### DIRECTIONS
Can you quote the records below in full, word for word?

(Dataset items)
+---+

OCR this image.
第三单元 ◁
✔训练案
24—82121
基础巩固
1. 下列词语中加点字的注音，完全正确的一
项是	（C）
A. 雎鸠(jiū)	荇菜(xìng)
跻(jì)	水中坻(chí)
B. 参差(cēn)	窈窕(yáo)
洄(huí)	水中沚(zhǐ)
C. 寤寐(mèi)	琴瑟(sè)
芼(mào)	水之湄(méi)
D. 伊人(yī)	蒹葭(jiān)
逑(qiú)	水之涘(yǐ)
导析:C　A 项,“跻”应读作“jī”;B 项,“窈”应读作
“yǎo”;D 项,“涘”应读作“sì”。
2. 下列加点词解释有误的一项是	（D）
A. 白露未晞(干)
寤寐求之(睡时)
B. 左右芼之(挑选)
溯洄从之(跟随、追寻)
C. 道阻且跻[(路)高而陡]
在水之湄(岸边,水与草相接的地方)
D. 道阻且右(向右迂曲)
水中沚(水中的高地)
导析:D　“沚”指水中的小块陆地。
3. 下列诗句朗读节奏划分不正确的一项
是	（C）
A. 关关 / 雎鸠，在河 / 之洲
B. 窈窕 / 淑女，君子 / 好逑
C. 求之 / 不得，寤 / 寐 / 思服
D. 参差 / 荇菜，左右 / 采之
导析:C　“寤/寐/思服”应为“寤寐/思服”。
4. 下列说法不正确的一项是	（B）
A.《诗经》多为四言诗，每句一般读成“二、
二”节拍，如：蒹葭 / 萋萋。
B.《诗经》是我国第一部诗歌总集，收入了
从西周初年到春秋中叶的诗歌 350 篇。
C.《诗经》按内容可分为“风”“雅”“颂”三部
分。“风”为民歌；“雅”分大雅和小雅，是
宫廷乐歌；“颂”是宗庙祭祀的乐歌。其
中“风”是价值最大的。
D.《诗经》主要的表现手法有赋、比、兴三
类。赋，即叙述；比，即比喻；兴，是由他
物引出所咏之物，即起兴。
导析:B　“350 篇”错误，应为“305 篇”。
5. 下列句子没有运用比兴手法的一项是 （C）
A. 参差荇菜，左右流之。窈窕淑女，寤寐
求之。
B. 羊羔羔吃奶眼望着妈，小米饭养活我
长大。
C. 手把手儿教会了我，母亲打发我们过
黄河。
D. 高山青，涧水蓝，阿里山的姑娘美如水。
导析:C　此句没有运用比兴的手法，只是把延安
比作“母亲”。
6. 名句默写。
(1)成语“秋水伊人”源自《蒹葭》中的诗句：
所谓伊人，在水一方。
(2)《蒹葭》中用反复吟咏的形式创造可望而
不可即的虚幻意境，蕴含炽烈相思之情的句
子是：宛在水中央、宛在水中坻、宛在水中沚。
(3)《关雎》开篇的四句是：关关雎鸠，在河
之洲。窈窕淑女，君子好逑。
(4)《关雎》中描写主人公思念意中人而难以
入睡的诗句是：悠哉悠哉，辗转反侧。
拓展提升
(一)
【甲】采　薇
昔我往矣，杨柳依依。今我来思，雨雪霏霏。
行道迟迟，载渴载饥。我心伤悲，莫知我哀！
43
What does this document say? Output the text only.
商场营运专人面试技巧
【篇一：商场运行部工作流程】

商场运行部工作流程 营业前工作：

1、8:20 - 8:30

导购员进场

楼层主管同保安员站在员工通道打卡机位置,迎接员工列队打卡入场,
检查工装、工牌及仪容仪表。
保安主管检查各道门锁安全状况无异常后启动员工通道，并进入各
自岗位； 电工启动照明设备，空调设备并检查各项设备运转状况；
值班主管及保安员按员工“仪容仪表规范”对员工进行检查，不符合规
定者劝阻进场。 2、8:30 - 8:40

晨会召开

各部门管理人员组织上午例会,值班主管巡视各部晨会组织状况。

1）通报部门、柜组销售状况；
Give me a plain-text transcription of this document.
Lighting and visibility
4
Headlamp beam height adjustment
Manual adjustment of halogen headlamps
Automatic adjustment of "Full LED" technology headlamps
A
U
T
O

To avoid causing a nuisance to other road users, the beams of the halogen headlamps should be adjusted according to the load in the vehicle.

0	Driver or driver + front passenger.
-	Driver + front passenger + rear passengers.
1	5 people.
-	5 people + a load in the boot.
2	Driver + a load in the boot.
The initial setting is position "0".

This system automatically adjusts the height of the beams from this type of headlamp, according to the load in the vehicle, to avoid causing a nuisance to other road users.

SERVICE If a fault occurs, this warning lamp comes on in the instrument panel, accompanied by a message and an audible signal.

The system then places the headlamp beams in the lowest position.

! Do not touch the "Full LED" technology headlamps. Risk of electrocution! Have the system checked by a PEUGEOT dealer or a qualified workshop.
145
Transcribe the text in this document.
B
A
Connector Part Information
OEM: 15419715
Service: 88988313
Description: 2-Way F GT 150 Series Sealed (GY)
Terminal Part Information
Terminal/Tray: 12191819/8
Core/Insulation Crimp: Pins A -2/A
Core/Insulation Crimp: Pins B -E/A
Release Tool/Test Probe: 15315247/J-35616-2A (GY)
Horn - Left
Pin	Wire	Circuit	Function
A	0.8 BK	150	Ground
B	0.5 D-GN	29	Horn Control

+---+

### OUTPUT OF THE EXERCISE
OCR this image.
第三单元 ◁
✔训练案
24—82121
基础巩固
1. 下列词语中加点字的注音，完全正确的一
项是	（C）
A. 雎鸠(jiū)	荇菜(xìng)
跻(jì)	水中坻(chí)
B. 参差(cēn)	窈窕(yáo)
洄(huí)	水中沚(zhǐ)
C. 寤寐(mèi)	琴瑟(sè)
芼(mào)	水之湄(méi)
D. 伊人(yī)	蒹葭(jiān)
逑(qiú)	水之涘(yǐ)
导析:C　A 项,“跻”应读作“jī”;B 项,“窈”应读作
“yǎo”;D 项,“涘”应读作“sì”。
2. 下列加点词解释有误的一项是	（D）
A. 白露未晞(干)
寤寐求之(睡时)
B. 左右芼之(挑选)
溯洄从之(跟随、追寻)
C. 道阻且跻[(路)高而陡]
在水之湄(岸边,水与草相接的地方)
D. 道阻且右(向右迂曲)
水中沚(水中的高地)
导析:D　“沚”指水中的小块陆地。
3. 下列诗句朗读节奏划分不正确的一项
是	（C）
A. 关关 / 雎鸠，在河 / 之洲
B. 窈窕 / 淑女，君子 / 好逑
C. 求之 / 不得，寤 / 寐 / 思服
D. 参差 / 荇菜，左右 / 采之
导析:C　“寤/寐/思服”应为“寤寐/思服”。
4. 下列说法不正确的一项是	（B）
A.《诗经》多为四言诗，每句一般读成“二、
二”节拍，如：蒹葭 / 萋萋。
B.《诗经》是我国第一部诗歌总集，收入了
从西周初年到春秋中叶的诗歌 350 篇。
C.《诗经》按内容可分为“风”“雅”“颂”三部
分。“风”为民歌；“雅”分大雅和小雅，是
宫廷乐歌；“颂”是宗庙祭祀的乐歌。其
中“风”是价值最大的。
D.《诗经》主要的表现手法有赋、比、兴三
类。赋，即叙述；比，即比喻；兴，是由他
物引出所咏之物，即起兴。
导析:B　“350 篇”错误，应为“305 篇”。
5. 下列句子没有运用比兴手法的一项是 （C）
A. 参差荇菜，左右流之。窈窕淑女，寤寐
求之。
B. 羊羔羔吃奶眼望着妈，小米饭养活我
长大。
C. 手把手儿教会了我，母亲打发我们过
黄河。
D. 高山青，涧水蓝，阿里山的姑娘美如水。
导析:C　此句没有运用比兴的手法，只是把延安
比作“母亲”。
6. 名句默写。
(1)成语“秋水伊人”源自《蒹葭》中的诗句：
所谓伊人，在水一方。
(2)《蒹葭》中用反复吟咏的形式创造可望而
不可即的虚幻意境，蕴含炽烈相思之情的句
子是：宛在水中央、宛在水中坻、宛在水中沚。
(3)《关雎》开篇的四句是：关关雎鸠，在河
之洲。窈窕淑女，君子好逑。
(4)《关雎》中描写主人公思念意中人而难以
入睡的诗句是：悠哉悠哉，辗转反侧。
拓展提升
(一)
【甲】采　薇
昔我往矣，杨柳依依。今我来思，雨雪霏霏。
行道迟迟，载渴载饥。我心伤悲，莫知我哀！
43
What does this document say? Output the text only.
商场营运专人面试技巧
【篇一：商场运行部工作流程】

商场运行部工作流程 营业前工作：

1、8:20 - 8:30

导购员进场

楼层主管同保安员站在员工通道打卡机位置,迎接员工列队打卡入场,
检查工装、工牌及仪容仪表。
保安主管检查各道门锁安全状况无异常后启动员工通道，并进入各
自岗位； 电工启动照明设备，空调设备并检查各项设备运转状况；
值班主管及保安员按员工“仪容仪表规范”对员工进行检查，不符合规
定者劝阻进场。 2、8:30 - 8:40

晨会召开

各部门管理人员组织上午例会,值班主管巡视各部晨会组织状况。

1）通报部门、柜组销售状况；
Give me a plain-text transcription of this document.
Lighting and visibility
4
Headlamp beam height adjustment
Manual adjustment of halogen headlamps
Automatic adjustment of "Full LED" technology headlamps
A
U
T
O

To avoid causing a nuisance to other road users, the beams of the halogen headlamps should be adjusted according to the load in the vehicle.

0	Driver or driver + front passenger.
-	Driver + front passenger + rear passengers.
1	5 people.
-	5 people + a load in the boot.
2	Driver + a load in the boot.
The initial setting is position "0".

This system automatically adjusts the height of the beams from this type of headlamp, according to the load in the vehicle, to avoid causing a nuisance to other road users.

SERVICE If a fault occurs, this warning lamp comes on in the instrument panel, accompanied by a message and an audible signal.

The system then places the headlamp beams in the lowest position.

! Do not touch the "Full LED" technology headlamps. Risk of electrocution! Have the system checked by a PEUGEOT dealer or a qualified workshop.
145
Transcribe the text in this document.
B
A
Connector Part Information
OEM: 15419715
Service: 88988313
Description: 2-Way F GT 150 Series Sealed (GY)
Terminal Part Information
Terminal/Tray: 12191819/8
Core/Insulation Crimp: Pins A -2/A
Core/Insulation Crimp: Pins B -E/A
Release Tool/Test Probe: 15315247/J-35616-2A (GY)
Horn - Left
Pin	Wire	Circuit	Function
A	0.8 BK	150	Ground
B	0.5 D-GN	29	Horn Control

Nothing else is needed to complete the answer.